YOUR INSTRUCTIONS: For the copy, please give all of the data again exactly and leave the pictures out.

GIVEN DATA:
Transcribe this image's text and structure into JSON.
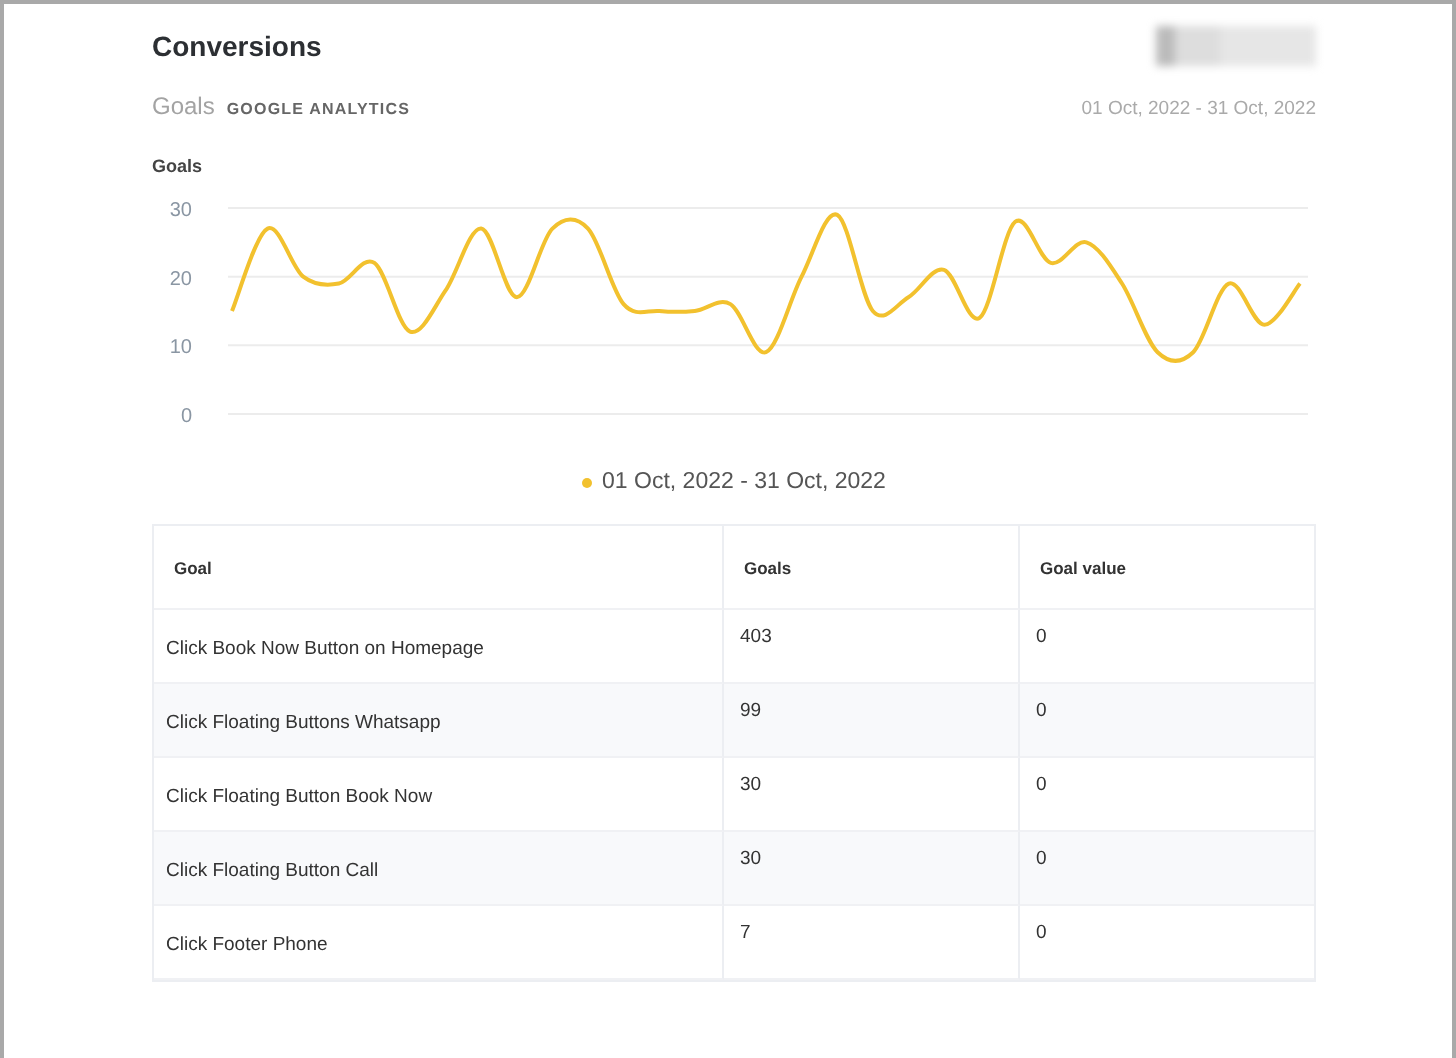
{
  "header": {
    "title": "Conversions"
  },
  "section": {
    "title": "Goals",
    "source": "GOOGLE ANALYTICS",
    "date_range": "01 Oct, 2022 - 31 Oct, 2022"
  },
  "chart": {
    "label": "Goals",
    "chart_data": {
      "type": "line",
      "ylim": [
        0,
        30
      ],
      "yticks": [
        0,
        10,
        20,
        30
      ],
      "series": [
        {
          "name": "01 Oct, 2022 - 31 Oct, 2022",
          "color": "#f2c12e",
          "values": [
            15,
            27,
            20,
            19,
            22,
            12,
            18,
            27,
            17,
            27,
            27,
            16,
            15,
            15,
            16,
            9,
            20,
            29,
            15,
            17,
            21,
            14,
            28,
            22,
            25,
            19,
            9,
            9,
            19,
            13,
            19
          ]
        }
      ]
    }
  },
  "table": {
    "columns": [
      "Goal",
      "Goals",
      "Goal value"
    ],
    "rows": [
      [
        "Click Book Now Button on Homepage",
        "403",
        "0"
      ],
      [
        "Click Floating Buttons Whatsapp",
        "99",
        "0"
      ],
      [
        "Click Floating Button Book Now",
        "30",
        "0"
      ],
      [
        "Click Floating Button Call",
        "30",
        "0"
      ],
      [
        "Click Footer Phone",
        "7",
        "0"
      ]
    ]
  }
}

OUTPUT FOR THIS TASK:
Transcribe this image's text and structure into JSON.
{
  "header": {
    "title": "Conversions"
  },
  "section": {
    "title": "Goals",
    "source": "GOOGLE ANALYTICS",
    "date_range": "01 Oct, 2022 - 31 Oct, 2022"
  },
  "chart": {
    "label": "Goals",
    "chart_data": {
      "type": "line",
      "ylim": [
        0,
        30
      ],
      "yticks": [
        0,
        10,
        20,
        30
      ],
      "series": [
        {
          "name": "01 Oct, 2022 - 31 Oct, 2022",
          "color": "#f2c12e",
          "values": [
            15,
            27,
            20,
            19,
            22,
            12,
            18,
            27,
            17,
            27,
            27,
            16,
            15,
            15,
            16,
            9,
            20,
            29,
            15,
            17,
            21,
            14,
            28,
            22,
            25,
            19,
            9,
            9,
            19,
            13,
            19
          ]
        }
      ]
    }
  },
  "table": {
    "columns": [
      "Goal",
      "Goals",
      "Goal value"
    ],
    "rows": [
      [
        "Click Book Now Button on Homepage",
        "403",
        "0"
      ],
      [
        "Click Floating Buttons Whatsapp",
        "99",
        "0"
      ],
      [
        "Click Floating Button Book Now",
        "30",
        "0"
      ],
      [
        "Click Floating Button Call",
        "30",
        "0"
      ],
      [
        "Click Footer Phone",
        "7",
        "0"
      ]
    ]
  }
}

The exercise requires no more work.